Some records:
+++
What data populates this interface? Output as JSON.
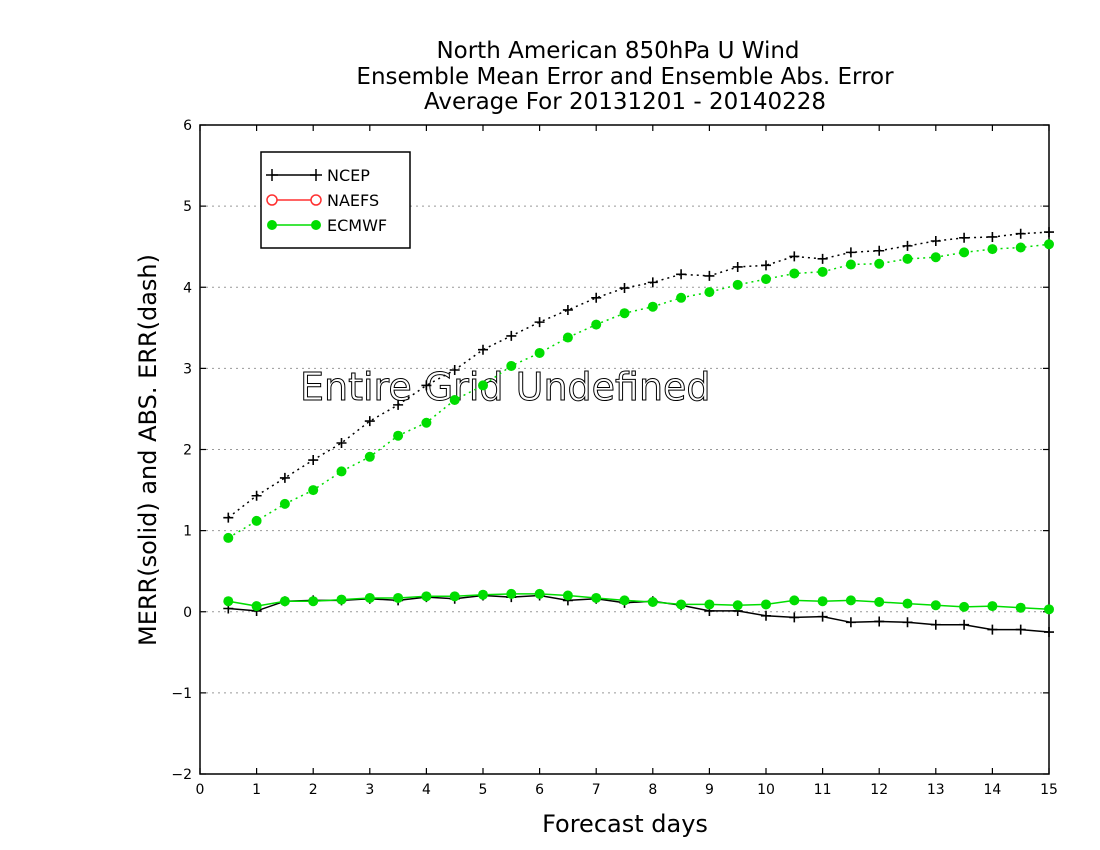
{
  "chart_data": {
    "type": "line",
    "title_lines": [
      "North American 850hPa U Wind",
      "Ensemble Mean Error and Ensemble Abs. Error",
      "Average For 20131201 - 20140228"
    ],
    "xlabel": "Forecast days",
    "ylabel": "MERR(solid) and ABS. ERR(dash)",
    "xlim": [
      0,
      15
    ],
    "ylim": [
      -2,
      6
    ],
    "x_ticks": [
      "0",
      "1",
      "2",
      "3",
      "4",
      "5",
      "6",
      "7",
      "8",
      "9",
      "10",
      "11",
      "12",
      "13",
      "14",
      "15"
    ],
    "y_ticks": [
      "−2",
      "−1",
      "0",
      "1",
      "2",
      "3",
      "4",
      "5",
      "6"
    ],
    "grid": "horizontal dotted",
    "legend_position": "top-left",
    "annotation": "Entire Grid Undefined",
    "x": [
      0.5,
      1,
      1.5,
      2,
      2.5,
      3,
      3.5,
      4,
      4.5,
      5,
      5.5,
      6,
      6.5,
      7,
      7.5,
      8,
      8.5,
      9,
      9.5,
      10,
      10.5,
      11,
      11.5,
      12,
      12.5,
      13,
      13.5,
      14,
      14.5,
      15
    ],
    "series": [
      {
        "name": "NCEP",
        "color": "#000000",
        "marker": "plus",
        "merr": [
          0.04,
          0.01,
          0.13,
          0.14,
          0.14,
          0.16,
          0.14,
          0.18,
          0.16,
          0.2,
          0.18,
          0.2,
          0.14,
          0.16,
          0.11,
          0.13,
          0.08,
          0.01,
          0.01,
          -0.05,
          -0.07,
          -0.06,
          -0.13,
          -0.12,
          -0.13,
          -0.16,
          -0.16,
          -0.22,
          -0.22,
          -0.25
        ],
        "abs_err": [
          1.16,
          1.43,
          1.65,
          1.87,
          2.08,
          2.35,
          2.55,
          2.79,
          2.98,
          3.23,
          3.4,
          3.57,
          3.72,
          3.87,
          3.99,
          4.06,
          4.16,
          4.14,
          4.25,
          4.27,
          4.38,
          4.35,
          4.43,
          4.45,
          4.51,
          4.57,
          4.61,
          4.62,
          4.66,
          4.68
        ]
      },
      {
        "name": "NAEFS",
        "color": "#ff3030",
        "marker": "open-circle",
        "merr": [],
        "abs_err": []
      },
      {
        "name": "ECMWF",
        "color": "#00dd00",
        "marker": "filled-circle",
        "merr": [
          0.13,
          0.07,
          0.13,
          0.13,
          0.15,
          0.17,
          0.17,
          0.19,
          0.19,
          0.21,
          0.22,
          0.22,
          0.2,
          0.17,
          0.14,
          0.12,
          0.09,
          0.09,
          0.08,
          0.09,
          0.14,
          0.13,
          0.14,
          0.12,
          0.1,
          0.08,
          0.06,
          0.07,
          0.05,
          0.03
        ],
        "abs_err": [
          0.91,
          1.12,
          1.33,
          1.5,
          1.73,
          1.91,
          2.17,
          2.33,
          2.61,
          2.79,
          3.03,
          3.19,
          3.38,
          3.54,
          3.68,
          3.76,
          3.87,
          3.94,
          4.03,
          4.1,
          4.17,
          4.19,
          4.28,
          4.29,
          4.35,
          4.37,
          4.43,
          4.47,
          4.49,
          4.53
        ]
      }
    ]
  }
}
+++
● SET TASK
Leave out the pictures and copy every record above exactly.

● EXPECTED ANSWER
What data populates this interface? Output as JSON.
{
  "chart_data": {
    "type": "line",
    "title_lines": [
      "North American 850hPa U Wind",
      "Ensemble Mean Error and Ensemble Abs. Error",
      "Average For 20131201 - 20140228"
    ],
    "xlabel": "Forecast days",
    "ylabel": "MERR(solid) and ABS. ERR(dash)",
    "xlim": [
      0,
      15
    ],
    "ylim": [
      -2,
      6
    ],
    "x_ticks": [
      "0",
      "1",
      "2",
      "3",
      "4",
      "5",
      "6",
      "7",
      "8",
      "9",
      "10",
      "11",
      "12",
      "13",
      "14",
      "15"
    ],
    "y_ticks": [
      "−2",
      "−1",
      "0",
      "1",
      "2",
      "3",
      "4",
      "5",
      "6"
    ],
    "grid": "horizontal dotted",
    "legend_position": "top-left",
    "annotation": "Entire Grid Undefined",
    "x": [
      0.5,
      1,
      1.5,
      2,
      2.5,
      3,
      3.5,
      4,
      4.5,
      5,
      5.5,
      6,
      6.5,
      7,
      7.5,
      8,
      8.5,
      9,
      9.5,
      10,
      10.5,
      11,
      11.5,
      12,
      12.5,
      13,
      13.5,
      14,
      14.5,
      15
    ],
    "series": [
      {
        "name": "NCEP",
        "color": "#000000",
        "marker": "plus",
        "merr": [
          0.04,
          0.01,
          0.13,
          0.14,
          0.14,
          0.16,
          0.14,
          0.18,
          0.16,
          0.2,
          0.18,
          0.2,
          0.14,
          0.16,
          0.11,
          0.13,
          0.08,
          0.01,
          0.01,
          -0.05,
          -0.07,
          -0.06,
          -0.13,
          -0.12,
          -0.13,
          -0.16,
          -0.16,
          -0.22,
          -0.22,
          -0.25
        ],
        "abs_err": [
          1.16,
          1.43,
          1.65,
          1.87,
          2.08,
          2.35,
          2.55,
          2.79,
          2.98,
          3.23,
          3.4,
          3.57,
          3.72,
          3.87,
          3.99,
          4.06,
          4.16,
          4.14,
          4.25,
          4.27,
          4.38,
          4.35,
          4.43,
          4.45,
          4.51,
          4.57,
          4.61,
          4.62,
          4.66,
          4.68
        ]
      },
      {
        "name": "NAEFS",
        "color": "#ff3030",
        "marker": "open-circle",
        "merr": [],
        "abs_err": []
      },
      {
        "name": "ECMWF",
        "color": "#00dd00",
        "marker": "filled-circle",
        "merr": [
          0.13,
          0.07,
          0.13,
          0.13,
          0.15,
          0.17,
          0.17,
          0.19,
          0.19,
          0.21,
          0.22,
          0.22,
          0.2,
          0.17,
          0.14,
          0.12,
          0.09,
          0.09,
          0.08,
          0.09,
          0.14,
          0.13,
          0.14,
          0.12,
          0.1,
          0.08,
          0.06,
          0.07,
          0.05,
          0.03
        ],
        "abs_err": [
          0.91,
          1.12,
          1.33,
          1.5,
          1.73,
          1.91,
          2.17,
          2.33,
          2.61,
          2.79,
          3.03,
          3.19,
          3.38,
          3.54,
          3.68,
          3.76,
          3.87,
          3.94,
          4.03,
          4.1,
          4.17,
          4.19,
          4.28,
          4.29,
          4.35,
          4.37,
          4.43,
          4.47,
          4.49,
          4.53
        ]
      }
    ]
  }
}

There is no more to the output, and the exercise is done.